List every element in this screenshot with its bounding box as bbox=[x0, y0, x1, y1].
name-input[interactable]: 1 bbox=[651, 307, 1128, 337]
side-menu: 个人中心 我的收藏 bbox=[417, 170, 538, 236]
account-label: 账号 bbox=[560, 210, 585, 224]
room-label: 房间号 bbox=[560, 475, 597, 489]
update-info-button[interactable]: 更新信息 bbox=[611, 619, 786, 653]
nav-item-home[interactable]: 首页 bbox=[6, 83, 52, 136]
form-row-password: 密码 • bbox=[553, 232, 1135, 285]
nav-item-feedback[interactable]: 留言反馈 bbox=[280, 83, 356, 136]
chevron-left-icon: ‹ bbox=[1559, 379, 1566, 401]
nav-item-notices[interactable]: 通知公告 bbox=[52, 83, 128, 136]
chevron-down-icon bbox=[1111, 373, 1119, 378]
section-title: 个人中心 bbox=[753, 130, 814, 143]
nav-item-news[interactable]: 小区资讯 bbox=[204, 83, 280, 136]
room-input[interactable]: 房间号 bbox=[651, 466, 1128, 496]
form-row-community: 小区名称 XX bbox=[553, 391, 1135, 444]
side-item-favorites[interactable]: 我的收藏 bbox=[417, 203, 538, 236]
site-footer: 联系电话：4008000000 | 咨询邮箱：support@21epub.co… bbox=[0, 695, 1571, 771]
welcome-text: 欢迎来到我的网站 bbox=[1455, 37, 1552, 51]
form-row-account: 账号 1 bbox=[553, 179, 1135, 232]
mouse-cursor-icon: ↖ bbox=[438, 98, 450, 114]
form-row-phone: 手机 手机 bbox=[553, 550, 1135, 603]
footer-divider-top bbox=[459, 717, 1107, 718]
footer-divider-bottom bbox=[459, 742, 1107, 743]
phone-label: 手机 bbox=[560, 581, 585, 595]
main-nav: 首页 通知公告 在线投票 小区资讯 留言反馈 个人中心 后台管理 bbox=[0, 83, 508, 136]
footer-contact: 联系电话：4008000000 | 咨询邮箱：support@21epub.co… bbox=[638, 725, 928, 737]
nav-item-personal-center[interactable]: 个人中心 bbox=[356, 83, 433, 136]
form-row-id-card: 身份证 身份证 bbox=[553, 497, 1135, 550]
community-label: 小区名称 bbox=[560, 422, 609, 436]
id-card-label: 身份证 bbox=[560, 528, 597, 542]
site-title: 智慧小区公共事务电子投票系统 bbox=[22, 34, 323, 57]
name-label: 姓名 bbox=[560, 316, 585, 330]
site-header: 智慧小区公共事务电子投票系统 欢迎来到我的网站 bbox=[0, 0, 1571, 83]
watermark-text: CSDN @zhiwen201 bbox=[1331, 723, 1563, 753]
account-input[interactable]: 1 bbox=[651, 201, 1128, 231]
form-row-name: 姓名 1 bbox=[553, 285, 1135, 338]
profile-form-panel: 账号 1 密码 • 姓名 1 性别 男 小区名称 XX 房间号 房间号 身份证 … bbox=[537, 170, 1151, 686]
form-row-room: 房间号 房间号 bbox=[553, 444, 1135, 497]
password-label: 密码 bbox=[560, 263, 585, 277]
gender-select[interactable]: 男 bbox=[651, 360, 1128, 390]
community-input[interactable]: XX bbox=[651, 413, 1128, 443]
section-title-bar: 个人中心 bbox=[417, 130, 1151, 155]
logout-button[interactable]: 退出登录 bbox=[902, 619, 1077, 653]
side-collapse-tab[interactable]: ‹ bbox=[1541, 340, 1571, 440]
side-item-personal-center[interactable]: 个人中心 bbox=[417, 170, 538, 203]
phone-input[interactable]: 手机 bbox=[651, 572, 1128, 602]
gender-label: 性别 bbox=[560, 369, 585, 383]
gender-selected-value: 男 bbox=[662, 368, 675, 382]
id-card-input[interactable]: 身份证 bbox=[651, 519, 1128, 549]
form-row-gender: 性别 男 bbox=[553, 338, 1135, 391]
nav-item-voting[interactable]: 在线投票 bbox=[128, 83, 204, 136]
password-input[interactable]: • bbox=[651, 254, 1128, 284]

--

Task to carry out: Can you copy out all the records above line for line, changing nothing?

The answer:
List every element in this screenshot with its bounding box as bbox=[x0, y0, x1, y1].
name-input[interactable]: 1 bbox=[651, 307, 1128, 337]
side-menu: 个人中心 我的收藏 bbox=[417, 170, 538, 236]
account-label: 账号 bbox=[560, 210, 585, 224]
room-label: 房间号 bbox=[560, 475, 597, 489]
update-info-button[interactable]: 更新信息 bbox=[611, 619, 786, 653]
nav-item-home[interactable]: 首页 bbox=[6, 83, 52, 136]
form-row-password: 密码 • bbox=[553, 232, 1135, 285]
nav-item-feedback[interactable]: 留言反馈 bbox=[280, 83, 356, 136]
chevron-left-icon: ‹ bbox=[1559, 379, 1566, 401]
nav-item-notices[interactable]: 通知公告 bbox=[52, 83, 128, 136]
chevron-down-icon bbox=[1111, 373, 1119, 378]
section-title: 个人中心 bbox=[753, 130, 814, 143]
nav-item-news[interactable]: 小区资讯 bbox=[204, 83, 280, 136]
room-input[interactable]: 房间号 bbox=[651, 466, 1128, 496]
form-row-community: 小区名称 XX bbox=[553, 391, 1135, 444]
side-item-favorites[interactable]: 我的收藏 bbox=[417, 203, 538, 236]
site-footer: 联系电话：4008000000 | 咨询邮箱：support@21epub.co… bbox=[0, 695, 1571, 771]
welcome-text: 欢迎来到我的网站 bbox=[1455, 37, 1552, 51]
form-row-account: 账号 1 bbox=[553, 179, 1135, 232]
mouse-cursor-icon: ↖ bbox=[438, 98, 450, 114]
form-row-phone: 手机 手机 bbox=[553, 550, 1135, 603]
footer-divider-top bbox=[459, 717, 1107, 718]
footer-divider-bottom bbox=[459, 742, 1107, 743]
phone-label: 手机 bbox=[560, 581, 585, 595]
main-nav: 首页 通知公告 在线投票 小区资讯 留言反馈 个人中心 后台管理 bbox=[0, 83, 508, 136]
footer-contact: 联系电话：4008000000 | 咨询邮箱：support@21epub.co… bbox=[638, 725, 928, 737]
nav-item-personal-center[interactable]: 个人中心 bbox=[356, 83, 433, 136]
form-row-id-card: 身份证 身份证 bbox=[553, 497, 1135, 550]
community-label: 小区名称 bbox=[560, 422, 609, 436]
id-card-label: 身份证 bbox=[560, 528, 597, 542]
site-title: 智慧小区公共事务电子投票系统 bbox=[22, 34, 323, 57]
name-label: 姓名 bbox=[560, 316, 585, 330]
site-header: 智慧小区公共事务电子投票系统 欢迎来到我的网站 bbox=[0, 0, 1571, 83]
watermark-text: CSDN @zhiwen201 bbox=[1331, 723, 1563, 753]
account-input[interactable]: 1 bbox=[651, 201, 1128, 231]
form-row-name: 姓名 1 bbox=[553, 285, 1135, 338]
profile-form-panel: 账号 1 密码 • 姓名 1 性别 男 小区名称 XX 房间号 房间号 身份证 … bbox=[537, 170, 1151, 686]
form-row-room: 房间号 房间号 bbox=[553, 444, 1135, 497]
password-label: 密码 bbox=[560, 263, 585, 277]
gender-select[interactable]: 男 bbox=[651, 360, 1128, 390]
community-input[interactable]: XX bbox=[651, 413, 1128, 443]
section-title-bar: 个人中心 bbox=[417, 130, 1151, 155]
logout-button[interactable]: 退出登录 bbox=[902, 619, 1077, 653]
side-collapse-tab[interactable]: ‹ bbox=[1541, 340, 1571, 440]
side-item-personal-center[interactable]: 个人中心 bbox=[417, 170, 538, 203]
phone-input[interactable]: 手机 bbox=[651, 572, 1128, 602]
gender-label: 性别 bbox=[560, 369, 585, 383]
gender-selected-value: 男 bbox=[662, 368, 675, 382]
id-card-input[interactable]: 身份证 bbox=[651, 519, 1128, 549]
form-row-gender: 性别 男 bbox=[553, 338, 1135, 391]
nav-item-voting[interactable]: 在线投票 bbox=[128, 83, 204, 136]
password-input[interactable]: • bbox=[651, 254, 1128, 284]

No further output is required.